BEGIN GIVEN RECORDS
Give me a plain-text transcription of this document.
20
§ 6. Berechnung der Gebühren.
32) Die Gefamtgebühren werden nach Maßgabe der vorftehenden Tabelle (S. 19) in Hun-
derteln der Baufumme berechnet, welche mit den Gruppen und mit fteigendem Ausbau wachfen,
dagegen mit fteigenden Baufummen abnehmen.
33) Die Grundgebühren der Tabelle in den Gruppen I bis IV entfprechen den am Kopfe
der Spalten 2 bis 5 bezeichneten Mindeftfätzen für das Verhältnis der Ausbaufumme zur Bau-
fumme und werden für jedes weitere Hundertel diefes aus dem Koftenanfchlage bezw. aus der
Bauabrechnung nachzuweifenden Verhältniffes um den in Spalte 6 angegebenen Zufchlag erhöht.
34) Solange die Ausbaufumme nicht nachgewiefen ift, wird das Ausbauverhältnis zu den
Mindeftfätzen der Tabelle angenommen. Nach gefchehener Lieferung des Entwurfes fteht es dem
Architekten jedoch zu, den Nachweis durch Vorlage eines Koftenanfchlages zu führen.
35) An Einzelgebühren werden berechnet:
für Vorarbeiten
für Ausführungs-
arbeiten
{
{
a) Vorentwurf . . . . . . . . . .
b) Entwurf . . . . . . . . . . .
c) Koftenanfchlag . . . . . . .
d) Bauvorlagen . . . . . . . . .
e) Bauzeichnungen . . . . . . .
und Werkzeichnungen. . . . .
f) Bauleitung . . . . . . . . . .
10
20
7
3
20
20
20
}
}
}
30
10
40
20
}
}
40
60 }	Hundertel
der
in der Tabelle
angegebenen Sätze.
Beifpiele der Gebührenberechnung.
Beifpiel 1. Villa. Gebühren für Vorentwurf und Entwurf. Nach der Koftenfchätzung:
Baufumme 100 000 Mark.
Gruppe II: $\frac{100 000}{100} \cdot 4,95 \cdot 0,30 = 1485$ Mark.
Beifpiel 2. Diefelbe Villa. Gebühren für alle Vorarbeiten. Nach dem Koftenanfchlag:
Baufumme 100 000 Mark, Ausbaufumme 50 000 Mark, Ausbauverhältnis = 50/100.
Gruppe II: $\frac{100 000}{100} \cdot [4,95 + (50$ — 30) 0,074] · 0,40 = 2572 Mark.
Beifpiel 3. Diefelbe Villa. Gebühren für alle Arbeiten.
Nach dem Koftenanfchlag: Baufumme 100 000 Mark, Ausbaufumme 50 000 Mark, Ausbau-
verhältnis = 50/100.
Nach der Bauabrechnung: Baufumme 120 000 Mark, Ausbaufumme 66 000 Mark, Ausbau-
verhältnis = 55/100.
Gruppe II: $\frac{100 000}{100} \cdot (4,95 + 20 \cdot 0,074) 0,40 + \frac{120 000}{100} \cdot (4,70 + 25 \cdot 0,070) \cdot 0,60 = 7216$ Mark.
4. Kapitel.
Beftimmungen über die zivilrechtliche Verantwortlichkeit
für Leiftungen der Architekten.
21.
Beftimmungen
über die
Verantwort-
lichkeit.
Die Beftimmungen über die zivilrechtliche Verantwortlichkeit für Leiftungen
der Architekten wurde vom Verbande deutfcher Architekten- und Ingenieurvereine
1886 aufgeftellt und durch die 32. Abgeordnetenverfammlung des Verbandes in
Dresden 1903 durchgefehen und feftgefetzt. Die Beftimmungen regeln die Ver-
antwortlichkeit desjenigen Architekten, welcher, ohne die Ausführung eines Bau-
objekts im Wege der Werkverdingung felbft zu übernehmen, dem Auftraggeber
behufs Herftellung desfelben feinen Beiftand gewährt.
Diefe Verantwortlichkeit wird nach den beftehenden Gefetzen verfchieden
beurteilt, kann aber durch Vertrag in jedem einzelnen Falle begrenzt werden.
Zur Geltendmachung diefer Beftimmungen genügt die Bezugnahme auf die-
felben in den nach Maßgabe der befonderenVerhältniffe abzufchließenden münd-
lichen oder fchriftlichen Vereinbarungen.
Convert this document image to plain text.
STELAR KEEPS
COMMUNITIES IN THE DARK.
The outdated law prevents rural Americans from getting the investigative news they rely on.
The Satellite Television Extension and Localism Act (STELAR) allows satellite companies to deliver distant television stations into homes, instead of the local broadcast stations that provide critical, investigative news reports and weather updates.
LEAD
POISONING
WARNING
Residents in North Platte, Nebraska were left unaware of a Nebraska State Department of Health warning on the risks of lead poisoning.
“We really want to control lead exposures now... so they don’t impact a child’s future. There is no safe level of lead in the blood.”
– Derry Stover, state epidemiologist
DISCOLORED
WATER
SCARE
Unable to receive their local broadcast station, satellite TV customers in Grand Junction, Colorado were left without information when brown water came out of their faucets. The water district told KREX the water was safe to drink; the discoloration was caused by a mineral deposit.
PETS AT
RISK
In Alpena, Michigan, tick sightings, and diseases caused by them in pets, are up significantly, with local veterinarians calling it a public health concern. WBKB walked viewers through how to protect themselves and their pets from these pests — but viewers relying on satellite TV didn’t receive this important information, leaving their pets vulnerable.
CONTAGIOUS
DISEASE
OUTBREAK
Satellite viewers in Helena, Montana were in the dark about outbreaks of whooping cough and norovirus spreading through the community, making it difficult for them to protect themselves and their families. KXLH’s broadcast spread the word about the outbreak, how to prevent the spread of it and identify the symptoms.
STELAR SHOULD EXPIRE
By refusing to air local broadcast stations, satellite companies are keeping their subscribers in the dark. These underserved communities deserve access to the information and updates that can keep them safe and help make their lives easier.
END GIVEN RECORDS
**ACTION ITEM:**
All of the records should be repeated precisely as written.

**ANSWER SPACE:**
Give me a plain-text transcription of this document.
20
§ 6. Berechnung der Gebühren.
32) Die Gefamtgebühren werden nach Maßgabe der vorftehenden Tabelle (S. 19) in Hun-
derteln der Baufumme berechnet, welche mit den Gruppen und mit fteigendem Ausbau wachfen,
dagegen mit fteigenden Baufummen abnehmen.
33) Die Grundgebühren der Tabelle in den Gruppen I bis IV entfprechen den am Kopfe
der Spalten 2 bis 5 bezeichneten Mindeftfätzen für das Verhältnis der Ausbaufumme zur Bau-
fumme und werden für jedes weitere Hundertel diefes aus dem Koftenanfchlage bezw. aus der
Bauabrechnung nachzuweifenden Verhältniffes um den in Spalte 6 angegebenen Zufchlag erhöht.
34) Solange die Ausbaufumme nicht nachgewiefen ift, wird das Ausbauverhältnis zu den
Mindeftfätzen der Tabelle angenommen. Nach gefchehener Lieferung des Entwurfes fteht es dem
Architekten jedoch zu, den Nachweis durch Vorlage eines Koftenanfchlages zu führen.
35) An Einzelgebühren werden berechnet:
für Vorarbeiten
für Ausführungs-
arbeiten
{
{
a) Vorentwurf . . . . . . . . . .
b) Entwurf . . . . . . . . . . .
c) Koftenanfchlag . . . . . . .
d) Bauvorlagen . . . . . . . . .
e) Bauzeichnungen . . . . . . .
und Werkzeichnungen. . . . .
f) Bauleitung . . . . . . . . . .
10
20
7
3
20
20
20
}
}
}
30
10
40
20
}
}
40
60 }	Hundertel
der
in der Tabelle
angegebenen Sätze.
Beifpiele der Gebührenberechnung.
Beifpiel 1. Villa. Gebühren für Vorentwurf und Entwurf. Nach der Koftenfchätzung:
Baufumme 100 000 Mark.
Gruppe II: $\frac{100 000}{100} \cdot 4,95 \cdot 0,30 = 1485$ Mark.
Beifpiel 2. Diefelbe Villa. Gebühren für alle Vorarbeiten. Nach dem Koftenanfchlag:
Baufumme 100 000 Mark, Ausbaufumme 50 000 Mark, Ausbauverhältnis = 50/100.
Gruppe II: $\frac{100 000}{100} \cdot [4,95 + (50$ — 30) 0,074] · 0,40 = 2572 Mark.
Beifpiel 3. Diefelbe Villa. Gebühren für alle Arbeiten.
Nach dem Koftenanfchlag: Baufumme 100 000 Mark, Ausbaufumme 50 000 Mark, Ausbau-
verhältnis = 50/100.
Nach der Bauabrechnung: Baufumme 120 000 Mark, Ausbaufumme 66 000 Mark, Ausbau-
verhältnis = 55/100.
Gruppe II: $\frac{100 000}{100} \cdot (4,95 + 20 \cdot 0,074) 0,40 + \frac{120 000}{100} \cdot (4,70 + 25 \cdot 0,070) \cdot 0,60 = 7216$ Mark.
4. Kapitel.
Beftimmungen über die zivilrechtliche Verantwortlichkeit
für Leiftungen der Architekten.
21.
Beftimmungen
über die
Verantwort-
lichkeit.
Die Beftimmungen über die zivilrechtliche Verantwortlichkeit für Leiftungen
der Architekten wurde vom Verbande deutfcher Architekten- und Ingenieurvereine
1886 aufgeftellt und durch die 32. Abgeordnetenverfammlung des Verbandes in
Dresden 1903 durchgefehen und feftgefetzt. Die Beftimmungen regeln die Ver-
antwortlichkeit desjenigen Architekten, welcher, ohne die Ausführung eines Bau-
objekts im Wege der Werkverdingung felbft zu übernehmen, dem Auftraggeber
behufs Herftellung desfelben feinen Beiftand gewährt.
Diefe Verantwortlichkeit wird nach den beftehenden Gefetzen verfchieden
beurteilt, kann aber durch Vertrag in jedem einzelnen Falle begrenzt werden.
Zur Geltendmachung diefer Beftimmungen genügt die Bezugnahme auf die-
felben in den nach Maßgabe der befonderenVerhältniffe abzufchließenden münd-
lichen oder fchriftlichen Vereinbarungen.
Convert this document image to plain text.
STELAR KEEPS
COMMUNITIES IN THE DARK.
The outdated law prevents rural Americans from getting the investigative news they rely on.
The Satellite Television Extension and Localism Act (STELAR) allows satellite companies to deliver distant television stations into homes, instead of the local broadcast stations that provide critical, investigative news reports and weather updates.
LEAD
POISONING
WARNING
Residents in North Platte, Nebraska were left unaware of a Nebraska State Department of Health warning on the risks of lead poisoning.
“We really want to control lead exposures now... so they don’t impact a child’s future. There is no safe level of lead in the blood.”
– Derry Stover, state epidemiologist
DISCOLORED
WATER
SCARE
Unable to receive their local broadcast station, satellite TV customers in Grand Junction, Colorado were left without information when brown water came out of their faucets. The water district told KREX the water was safe to drink; the discoloration was caused by a mineral deposit.
PETS AT
RISK
In Alpena, Michigan, tick sightings, and diseases caused by them in pets, are up significantly, with local veterinarians calling it a public health concern. WBKB walked viewers through how to protect themselves and their pets from these pests — but viewers relying on satellite TV didn’t receive this important information, leaving their pets vulnerable.
CONTAGIOUS
DISEASE
OUTBREAK
Satellite viewers in Helena, Montana were in the dark about outbreaks of whooping cough and norovirus spreading through the community, making it difficult for them to protect themselves and their families. KXLH’s broadcast spread the word about the outbreak, how to prevent the spread of it and identify the symptoms.
STELAR SHOULD EXPIRE
By refusing to air local broadcast stations, satellite companies are keeping their subscribers in the dark. These underserved communities deserve access to the information and updates that can keep them safe and help make their lives easier.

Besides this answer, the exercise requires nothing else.